#### [REQUEST]
Set down the full listing exactly as given. Any pictures are to be left out.

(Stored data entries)

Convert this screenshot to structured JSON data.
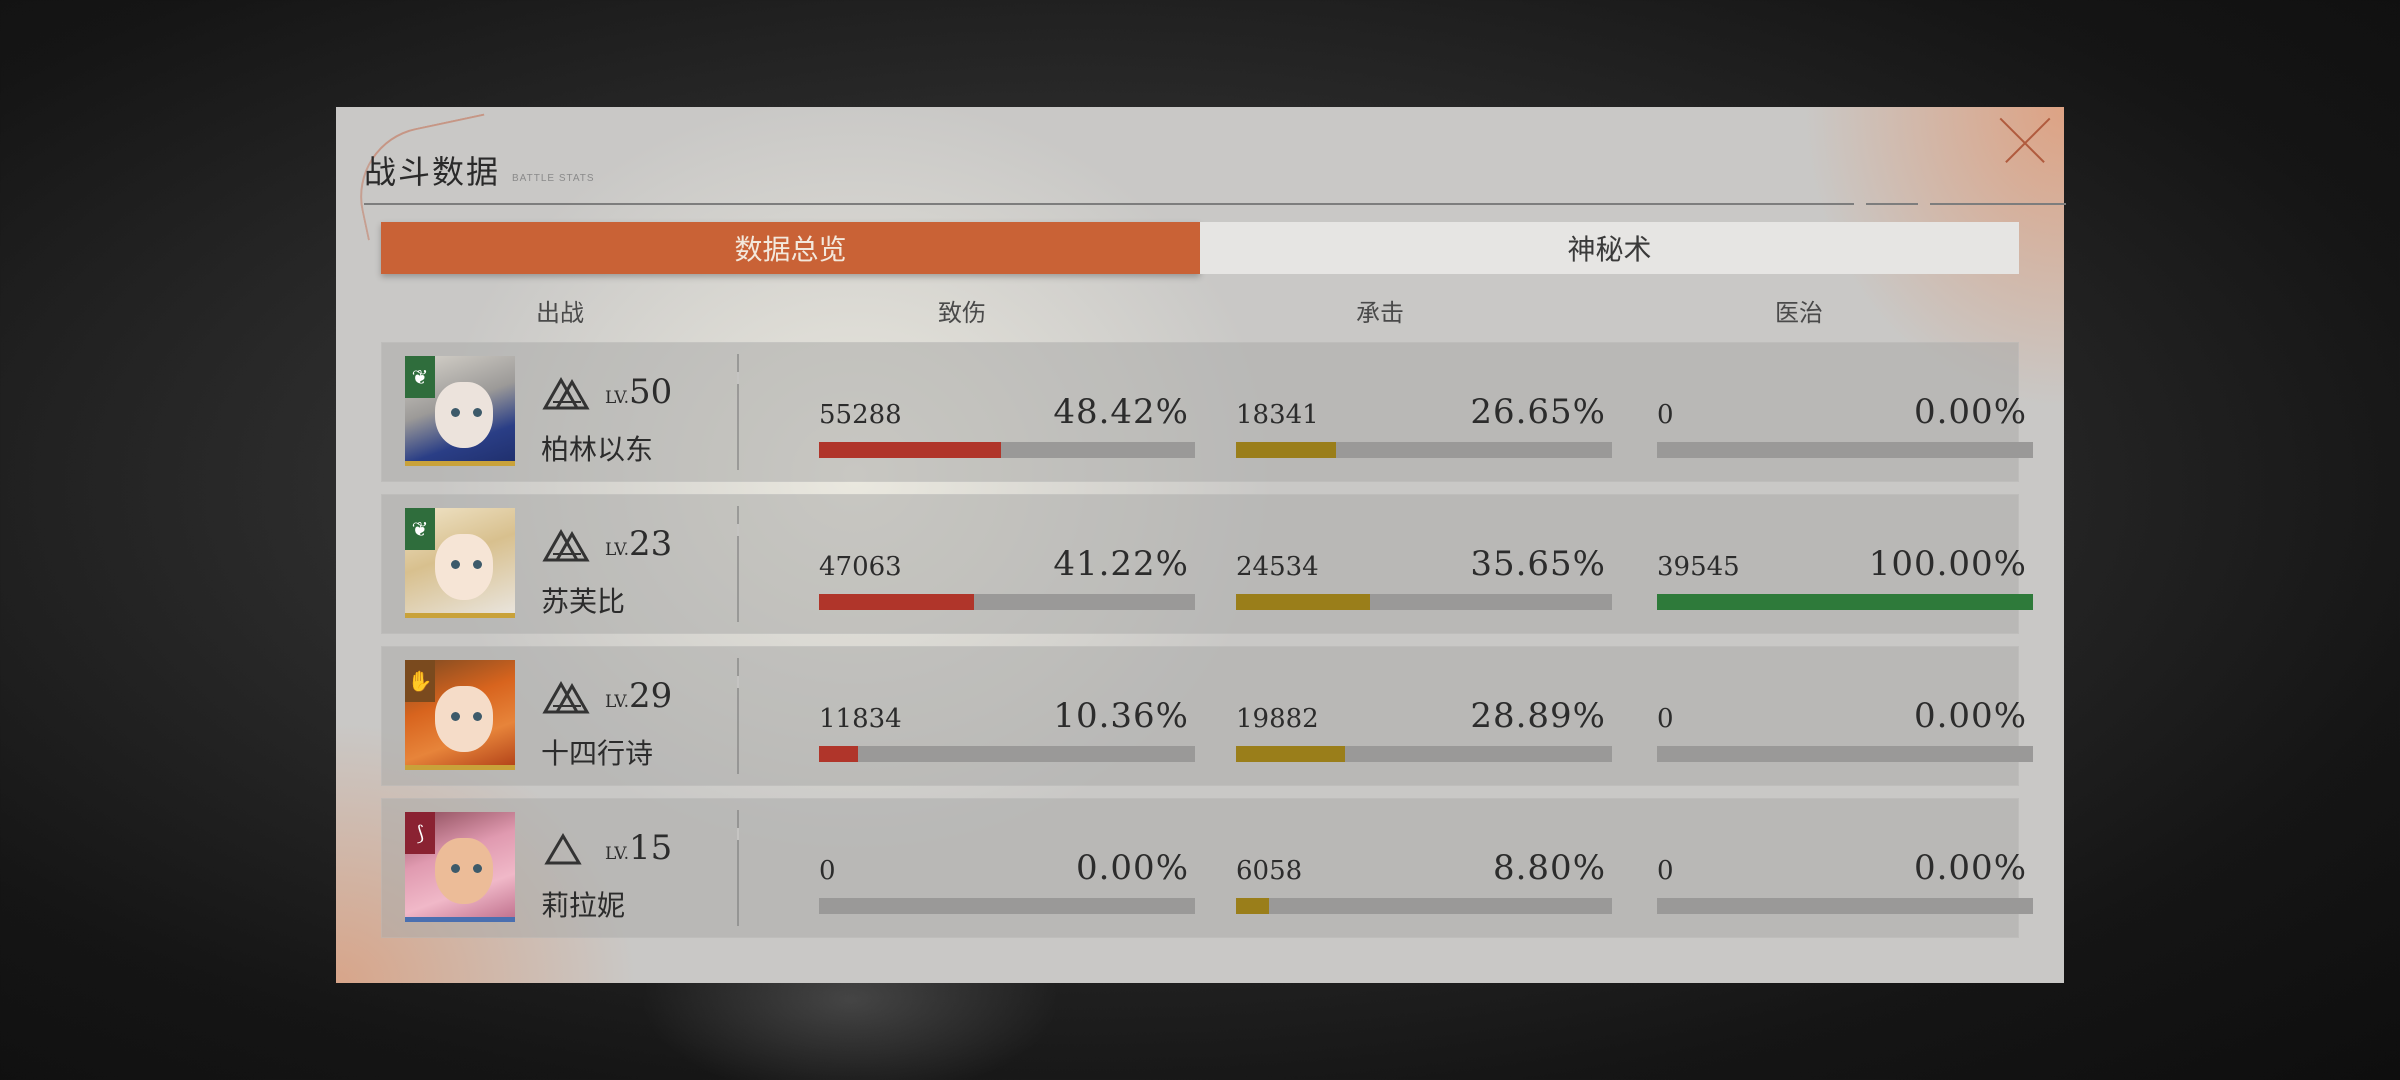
{
  "dialog": {
    "title": "战斗数据",
    "subtitle": "BATTLE STATS"
  },
  "tabs": [
    {
      "label": "数据总览",
      "active": true
    },
    {
      "label": "神秘术",
      "active": false
    }
  ],
  "columns": {
    "deploy": "出战",
    "damage": "致伤",
    "taken": "承击",
    "heal": "医治"
  },
  "colors": {
    "accent": "#c96236",
    "damage": "#b0352a",
    "taken": "#9a7e1a",
    "heal": "#2e7a3a"
  },
  "rows": [
    {
      "name": "柏林以东",
      "lv_label": "LV.",
      "level": "50",
      "rank_icon": "double-triangle-icon",
      "badge_icon": "leaf-icon",
      "damage": {
        "value": "55288",
        "percent": "48.42%",
        "fraction": 0.4842
      },
      "taken": {
        "value": "18341",
        "percent": "26.65%",
        "fraction": 0.2665
      },
      "heal": {
        "value": "0",
        "percent": "0.00%",
        "fraction": 0
      }
    },
    {
      "name": "苏芙比",
      "lv_label": "LV.",
      "level": "23",
      "rank_icon": "double-triangle-icon",
      "badge_icon": "leaf-icon",
      "damage": {
        "value": "47063",
        "percent": "41.22%",
        "fraction": 0.4122
      },
      "taken": {
        "value": "24534",
        "percent": "35.65%",
        "fraction": 0.3565
      },
      "heal": {
        "value": "39545",
        "percent": "100.00%",
        "fraction": 1.0
      }
    },
    {
      "name": "十四行诗",
      "lv_label": "LV.",
      "level": "29",
      "rank_icon": "double-triangle-icon",
      "badge_icon": "hand-icon",
      "damage": {
        "value": "11834",
        "percent": "10.36%",
        "fraction": 0.1036
      },
      "taken": {
        "value": "19882",
        "percent": "28.89%",
        "fraction": 0.2889
      },
      "heal": {
        "value": "0",
        "percent": "0.00%",
        "fraction": 0
      }
    },
    {
      "name": "莉拉妮",
      "lv_label": "LV.",
      "level": "15",
      "rank_icon": "triangle-icon",
      "badge_icon": "claw-icon",
      "damage": {
        "value": "0",
        "percent": "0.00%",
        "fraction": 0
      },
      "taken": {
        "value": "6058",
        "percent": "8.80%",
        "fraction": 0.088
      },
      "heal": {
        "value": "0",
        "percent": "0.00%",
        "fraction": 0
      }
    }
  ]
}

#### [WRITTEN RESPONSE]
Convert this screenshot to structured JSON data.
{
  "dialog": {
    "title": "战斗数据",
    "subtitle": "BATTLE STATS"
  },
  "tabs": [
    {
      "label": "数据总览",
      "active": true
    },
    {
      "label": "神秘术",
      "active": false
    }
  ],
  "columns": {
    "deploy": "出战",
    "damage": "致伤",
    "taken": "承击",
    "heal": "医治"
  },
  "colors": {
    "accent": "#c96236",
    "damage": "#b0352a",
    "taken": "#9a7e1a",
    "heal": "#2e7a3a"
  },
  "rows": [
    {
      "name": "柏林以东",
      "lv_label": "LV.",
      "level": "50",
      "rank_icon": "double-triangle-icon",
      "badge_icon": "leaf-icon",
      "damage": {
        "value": "55288",
        "percent": "48.42%",
        "fraction": 0.4842
      },
      "taken": {
        "value": "18341",
        "percent": "26.65%",
        "fraction": 0.2665
      },
      "heal": {
        "value": "0",
        "percent": "0.00%",
        "fraction": 0
      }
    },
    {
      "name": "苏芙比",
      "lv_label": "LV.",
      "level": "23",
      "rank_icon": "double-triangle-icon",
      "badge_icon": "leaf-icon",
      "damage": {
        "value": "47063",
        "percent": "41.22%",
        "fraction": 0.4122
      },
      "taken": {
        "value": "24534",
        "percent": "35.65%",
        "fraction": 0.3565
      },
      "heal": {
        "value": "39545",
        "percent": "100.00%",
        "fraction": 1.0
      }
    },
    {
      "name": "十四行诗",
      "lv_label": "LV.",
      "level": "29",
      "rank_icon": "double-triangle-icon",
      "badge_icon": "hand-icon",
      "damage": {
        "value": "11834",
        "percent": "10.36%",
        "fraction": 0.1036
      },
      "taken": {
        "value": "19882",
        "percent": "28.89%",
        "fraction": 0.2889
      },
      "heal": {
        "value": "0",
        "percent": "0.00%",
        "fraction": 0
      }
    },
    {
      "name": "莉拉妮",
      "lv_label": "LV.",
      "level": "15",
      "rank_icon": "triangle-icon",
      "badge_icon": "claw-icon",
      "damage": {
        "value": "0",
        "percent": "0.00%",
        "fraction": 0
      },
      "taken": {
        "value": "6058",
        "percent": "8.80%",
        "fraction": 0.088
      },
      "heal": {
        "value": "0",
        "percent": "0.00%",
        "fraction": 0
      }
    }
  ]
}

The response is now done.